--- Task objective ---
According to the text below on a UK return to Junior Eurovision, what ages must Junior Eurovision contestants be?

--- Text shown ---

+++

The official word regarding the UK’s withdrawal from the contest was centred around poor viewing figures. The 2003 contest was broadcast on ITV1, the broadcaster’s main channel. The contest was relegated to digital-only channel ITV2 for the following two years at a time when digital television wasn’t necessarily found in every UK home. Indeed, ITV were set to host the 2004 Junior Eurovision Song Contest before stepping down due to financial and scheduling reasons.
So why is 2017 the right time for the UK to make a long-awaited return to the contest? Let’s take a look at 3 key reasons.
#1: The Voice Kids UK debuts this summer
For the first time, the UK will be broadcasting their own version of global phenomenon The Voice Kids. The show is due to air on ITV this summer for the first year of a two-year contract. Popstars will.i.am, Danny Jones and Pixie Lott will be coaching a new wave of young British talent. According to The Sun, the prize for the winner will be “life-changing”. However, this prize has yet to be announced.
It is rare for under 16s to be able to sustain a chart career as it is unusual for children’s music to appeal to adults. So what better prize is there to give the winning child the chance to sing on the biggest stage in Europe? There’s the argument that such an idea makes a winner into a potential loser. Nevertheless, as seen from Mariam Mamadashvili’s winning reprise last November, the Junior Eurovision Song Contest is just as much about making new friends with like-minded children and engaging in a once in a lifetime experience. You’ll struggle to find anything but love and joy in the video below.
A popular source for Junior Eurovision contestants of today
The Voice Kids has produced several other Junior Eurovision entrants in recent years. Fellow members of the Commonwealth, Australia, selected both Bella Paige and Alexa Curtis after their participation on the show. Bella’s song was written by The Voice Kids coach Delta Goodrem. Putting the UK back in the spotlight, Pixie Lott co-wrote two of her three UK #1 hits, Danny Jones wrote the majority of his band McFly’s seven UK #1 hits and will.i.am’s pedigree is clear with writing and producing many global smashes. The winning act could easily collaborate with their coach in late summer to write a Junior Eurovision entry for them to take to Tbilisi in November.
There’s the argument that The Voice Kids UK allow children aged between 7 and 14 to audition. The age limit at Junior Eurovision is slightly different where children must be aged between 9 and 14. So what happens if a 7 or 8-year-old wins? It’s the only downside to what is a natural connection between The Voice Kids and Junior Eurovision. The only way through it is to make this clear at the beginning of the series. Going to Junior Eurovision would be an optional prize rather than a certainty. Perhaps while the winner gets this “life-changing” prize (which we assume isn’t Junior Eurovision), another finalist gets picked for Junior Eurovision. Exact placings tend not to be revealed in UK versions of The Voice so the ITV can easily choose someone who fits the eligibility criteria.

+++

--- Data section ---
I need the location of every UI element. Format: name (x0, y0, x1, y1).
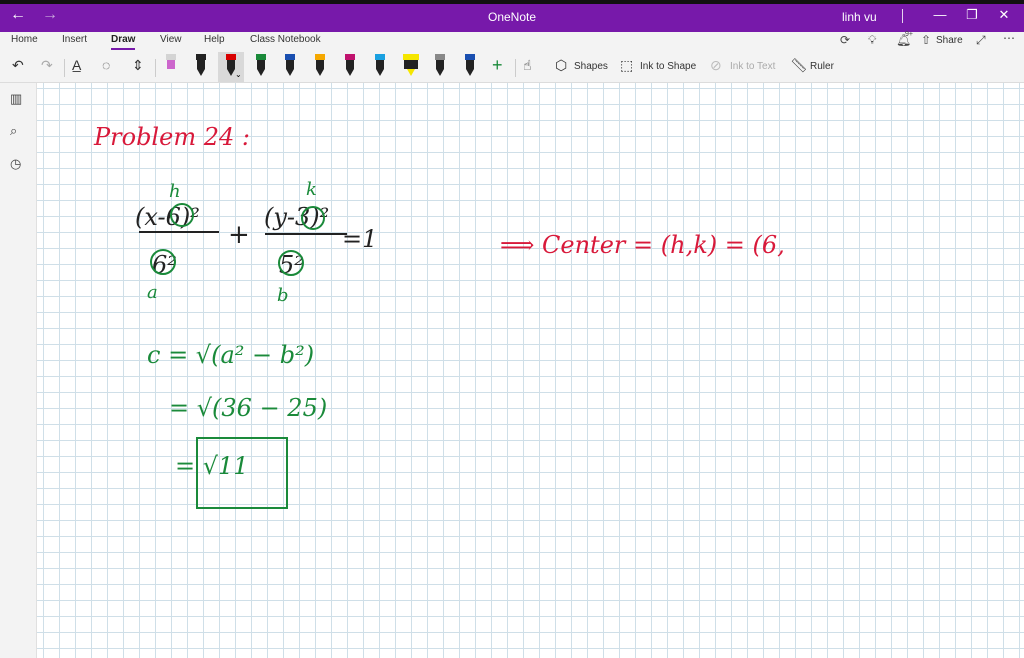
user-name[interactable]: linh vu (842, 10, 877, 24)
ink-to-text-icon: ⊘ (710, 57, 722, 73)
pen-body (227, 60, 235, 69)
left-sidebar: ▥ ⌕ ◷ (0, 83, 37, 658)
share-button[interactable]: Share (936, 35, 963, 46)
lightbulb-icon[interactable]: 💡︎ (868, 33, 876, 48)
redo-icon[interactable]: ↷ (41, 57, 53, 74)
step-3: = √11 (175, 452, 249, 480)
pen-magenta[interactable] (339, 52, 361, 82)
add-space-icon[interactable]: ⇕ (132, 57, 144, 74)
chevron-down-icon[interactable]: ⌄ (235, 70, 242, 79)
pen-red-selected[interactable]: ⌄ (218, 52, 244, 82)
tab-draw[interactable]: Draw (111, 34, 136, 50)
pen-body (346, 60, 354, 69)
notebooks-icon[interactable]: ▥ (10, 91, 22, 107)
more-options-icon[interactable]: ⋯ (1003, 31, 1015, 45)
problem-title: Problem 24 : (93, 123, 250, 151)
pen-cyan[interactable] (369, 52, 391, 82)
pen-gray[interactable] (429, 52, 451, 82)
pen-orange[interactable] (309, 52, 331, 82)
undo-icon[interactable]: ↶ (12, 57, 24, 74)
pen-tip (227, 69, 235, 76)
ink-to-shape-button[interactable]: Ink to Shape (640, 61, 696, 72)
notification-count: 9+ (905, 31, 913, 38)
pen-body (257, 60, 265, 69)
label-b: b (277, 285, 289, 306)
pen-tip (286, 69, 294, 76)
ruler-icon[interactable]: 📏︎ (790, 57, 808, 74)
pen-body (316, 60, 324, 69)
pen-tip (376, 69, 384, 76)
type-text-icon[interactable]: A̲ (72, 57, 81, 73)
lasso-select-icon[interactable]: ◌ (102, 57, 110, 73)
step-2: = √(36 − 25) (169, 394, 327, 422)
pen-tip (316, 69, 324, 76)
pen-dark-blue[interactable] (459, 52, 481, 82)
equals-one: =1 (342, 225, 377, 253)
ink-to-text-button: Ink to Text (730, 61, 776, 72)
touch-draw-icon[interactable]: ☝︎ (523, 57, 532, 74)
tab-draw-label: Draw (111, 34, 136, 45)
title-bar: ← → OneNote linh vu — ❐ ✕ (0, 0, 1024, 32)
pen-body (436, 60, 444, 69)
pen-body (286, 60, 294, 69)
plus-sign: + (228, 220, 250, 250)
tab-insert[interactable]: Insert (62, 34, 87, 45)
pen-tip (407, 69, 415, 76)
toolbar-divider (155, 59, 156, 77)
highlighter-yellow[interactable] (399, 52, 423, 82)
tab-help[interactable]: Help (204, 34, 225, 45)
center-line: ⟹ Center = (h,k) = (6, (500, 231, 785, 259)
minimize-icon[interactable]: — (930, 7, 950, 22)
shapes-button[interactable]: Shapes (574, 61, 608, 72)
draw-toolbar: ↶ ↷ A̲ ◌ ⇕ ⌄ + ☝︎ ⬡ Shapes ⬚ Ink to Shap… (0, 52, 1024, 83)
pen-blue[interactable] (279, 52, 301, 82)
search-icon[interactable]: ⌕ (10, 123, 17, 139)
fullscreen-icon[interactable]: ⤢ (976, 33, 986, 48)
pen-body (197, 60, 205, 69)
ink-to-shape-icon[interactable]: ⬚ (620, 57, 633, 74)
pen-tip (346, 69, 354, 76)
sync-icon[interactable]: ⟳ (840, 33, 850, 47)
title-separator (902, 9, 903, 23)
pen-body (466, 60, 474, 69)
ink-layer: Problem 24 : h (x-6)² 6² a + k (y-3)² 5²… (93, 123, 785, 509)
restore-icon[interactable]: ❐ (962, 7, 982, 23)
pen-tip (466, 69, 474, 76)
label-a: a (147, 282, 158, 303)
close-icon[interactable]: ✕ (994, 7, 1014, 23)
label-h: h (169, 181, 181, 202)
step-1: c = √(a² − b²) (147, 341, 314, 369)
pen-green[interactable] (250, 52, 272, 82)
shapes-icon[interactable]: ⬡ (555, 57, 567, 74)
toolbar-divider (515, 59, 516, 77)
pen-black[interactable] (190, 52, 212, 82)
pen-tip (257, 69, 265, 76)
pen-body (376, 60, 384, 69)
add-pen-icon[interactable]: + (492, 55, 503, 76)
tab-home[interactable]: Home (11, 34, 38, 45)
pen-eraser[interactable] (160, 52, 182, 82)
share-icon[interactable]: ⇧ (921, 33, 931, 47)
ruler-button[interactable]: Ruler (810, 61, 834, 72)
ribbon-tabs: Home Insert Draw View Help Class Noteboo… (0, 31, 1024, 52)
toolbar-divider (64, 59, 65, 77)
tab-view[interactable]: View (160, 34, 182, 45)
pen-body (167, 60, 175, 69)
pen-tip (197, 69, 205, 76)
active-tab-underline (111, 48, 136, 50)
note-canvas[interactable]: Problem 24 : h (x-6)² 6² a + k (y-3)² 5²… (37, 83, 1024, 658)
recent-clock-icon[interactable]: ◷ (10, 156, 21, 172)
pen-body (404, 60, 418, 69)
title-bar-edge (0, 0, 1024, 4)
tab-class-notebook[interactable]: Class Notebook (250, 34, 321, 45)
label-k: k (306, 179, 317, 200)
pen-tip (436, 69, 444, 76)
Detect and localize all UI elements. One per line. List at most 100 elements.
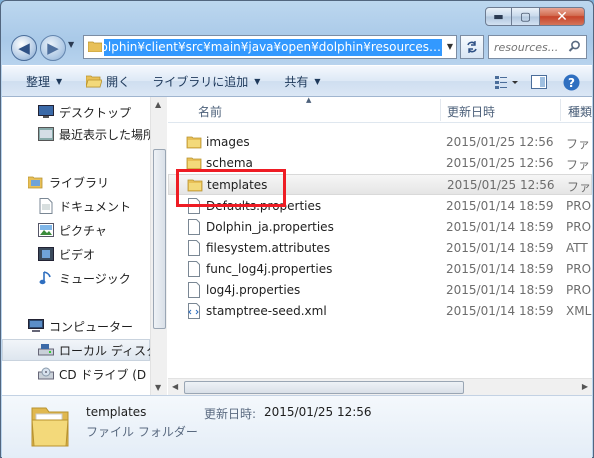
file-type: ATT: [566, 241, 588, 255]
sidebar-item-label: ピクチャ: [59, 223, 107, 238]
file-list-horizontal-scrollbar[interactable]: ◀ ▶: [168, 378, 592, 395]
document-file-icon: [186, 219, 202, 235]
scroll-left-icon[interactable]: ◀: [172, 382, 178, 391]
file-type: PRO: [566, 262, 592, 276]
column-header-date[interactable]: 更新日時: [447, 103, 495, 120]
open-folder-icon: [86, 74, 103, 88]
scroll-right-icon[interactable]: ▶: [582, 382, 588, 391]
file-date: 2015/01/25 12:56: [446, 156, 554, 170]
details-item-name: templates: [86, 405, 147, 419]
details-item-type: ファイル フォルダー: [86, 425, 198, 439]
column-header-row: ▲ 名前 更新日時 種類: [168, 97, 592, 123]
sidebar-item-documents[interactable]: ドキュメント: [2, 195, 150, 217]
view-options-button[interactable]: [494, 70, 520, 94]
annotation-highlight-box: [176, 169, 286, 207]
sidebar-item-local-disk[interactable]: ローカル ディスク: [2, 339, 150, 361]
view-list-icon: [495, 76, 518, 89]
details-pane: templates ファイル フォルダー 更新日時: 2015/01/25 12…: [2, 395, 592, 458]
documents-icon: [38, 198, 54, 214]
chevron-down-icon: ▼: [56, 76, 63, 86]
add-to-library-menu[interactable]: ライブラリに追加 ▼: [144, 69, 268, 93]
details-modified-label: 更新日時:: [204, 407, 257, 421]
file-date: 2015/01/25 12:56: [447, 178, 555, 192]
file-name: filesystem.attributes: [206, 241, 331, 255]
document-file-icon: [186, 261, 202, 277]
library-icon: [28, 174, 44, 190]
file-row-stamptree-seed-xml[interactable]: stamptree-seed.xml 2015/01/14 18:59 XML: [168, 301, 592, 322]
file-row-images[interactable]: images 2015/01/25 12:56 ファ: [168, 132, 592, 153]
sidebar-item-desktop[interactable]: デスクトップ: [2, 101, 150, 123]
refresh-button[interactable]: [460, 35, 484, 59]
search-icon[interactable]: [568, 40, 581, 56]
toolbar-right: ?: [488, 70, 584, 94]
help-button[interactable]: ?: [558, 70, 584, 94]
column-header-type[interactable]: 種類: [568, 103, 592, 120]
file-name: Dolphin_ja.properties: [206, 220, 334, 234]
folder-icon: [186, 134, 202, 150]
preview-pane-button[interactable]: [526, 70, 552, 94]
file-row-dolphin-ja-properties[interactable]: Dolphin_ja.properties 2015/01/14 18:59 P…: [168, 217, 592, 238]
file-date: 2015/01/14 18:59: [446, 199, 554, 213]
file-type: ファ: [566, 158, 591, 172]
file-type: PRO: [566, 283, 592, 297]
sidebar-item-pictures[interactable]: ピクチャ: [2, 219, 150, 241]
file-list: ▲ 名前 更新日時 種類 images 2015/01/25 12:56 ファ …: [168, 97, 592, 395]
chevron-down-icon: ▼: [254, 76, 261, 86]
organize-menu[interactable]: 整理 ▼: [18, 69, 70, 93]
share-label: 共有: [284, 74, 309, 89]
sidebar-item-label: CD ドライブ (D: [59, 367, 147, 382]
sidebar-item-computer[interactable]: コンピューター: [2, 315, 150, 337]
content-area: デスクトップ 最近表示した場所 ライブラリ ドキュメント ピクチャ ビデオ ミュ…: [2, 97, 592, 395]
column-header-name[interactable]: 名前: [198, 103, 222, 120]
open-label: 開く: [106, 74, 131, 89]
sidebar-item-recent-places[interactable]: 最近表示した場所: [2, 123, 150, 145]
scroll-up-icon[interactable]: ▲: [155, 100, 161, 109]
local-disk-icon: [38, 342, 54, 358]
scrollbar-thumb[interactable]: [184, 381, 464, 394]
sidebar-item-label: ビデオ: [59, 247, 96, 262]
document-file-icon: [186, 282, 202, 298]
minimize-button[interactable]: ▬: [485, 7, 512, 26]
sidebar-item-videos[interactable]: ビデオ: [2, 243, 150, 265]
sidebar-item-label: ライブラリ: [49, 175, 110, 190]
caption-buttons: ▬ ▢ ✕: [485, 7, 585, 26]
share-menu[interactable]: 共有 ▼: [276, 69, 328, 93]
file-name: stamptree-seed.xml: [206, 304, 327, 318]
navigation-bar: ◀ ▶ ▼ …enDolphin¥client¥src¥main¥java¥op…: [9, 33, 587, 61]
sidebar-item-label: ミュージック: [59, 271, 131, 286]
address-text[interactable]: …enDolphin¥client¥src¥main¥java¥open¥dol…: [104, 38, 442, 56]
sort-ascending-icon: ▲: [306, 97, 312, 104]
close-button[interactable]: ✕: [539, 7, 585, 26]
scroll-down-icon[interactable]: ▼: [155, 383, 161, 392]
sidebar-item-cd-drive[interactable]: CD ドライブ (D: [2, 363, 150, 385]
document-file-icon: [186, 240, 202, 256]
computer-icon: [28, 318, 44, 334]
chevron-down-icon: ▼: [314, 76, 321, 86]
sidebar-item-music[interactable]: ミュージック: [2, 267, 150, 289]
address-dropdown-icon[interactable]: ▼: [447, 42, 453, 51]
cd-drive-icon: [38, 366, 54, 382]
search-input[interactable]: [494, 40, 572, 54]
column-divider[interactable]: [440, 99, 441, 121]
pictures-icon: [38, 222, 54, 238]
help-icon: ?: [563, 74, 579, 90]
maximize-button[interactable]: ▢: [512, 7, 539, 26]
organize-label: 整理: [26, 74, 51, 89]
sidebar-item-label: ドキュメント: [59, 199, 132, 214]
sidebar-item-label: ローカル ディスク: [59, 343, 150, 358]
recent-pages-dropdown-icon[interactable]: ▼: [68, 40, 74, 49]
navigation-pane-scrollbar[interactable]: ▲ ▼: [150, 97, 167, 395]
file-row-filesystem-attributes[interactable]: filesystem.attributes 2015/01/14 18:59 A…: [168, 238, 592, 259]
back-button[interactable]: ◀: [11, 35, 37, 61]
search-box[interactable]: [488, 35, 587, 59]
address-bar[interactable]: …enDolphin¥client¥src¥main¥java¥open¥dol…: [83, 35, 457, 59]
scrollbar-thumb[interactable]: [153, 149, 166, 329]
svg-text:?: ?: [568, 76, 575, 90]
forward-button[interactable]: ▶: [40, 35, 66, 61]
file-row-log4j-properties[interactable]: log4j.properties 2015/01/14 18:59 PRO: [168, 280, 592, 301]
column-divider[interactable]: [560, 99, 561, 121]
file-row-func-log4j-properties[interactable]: func_log4j.properties 2015/01/14 18:59 P…: [168, 259, 592, 280]
sidebar-item-library[interactable]: ライブラリ: [2, 171, 150, 193]
open-button[interactable]: 開く: [78, 69, 138, 93]
file-date: 2015/01/14 18:59: [446, 241, 554, 255]
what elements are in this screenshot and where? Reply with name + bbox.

+++

--- Answer to the problem ---
Between 9 and 14.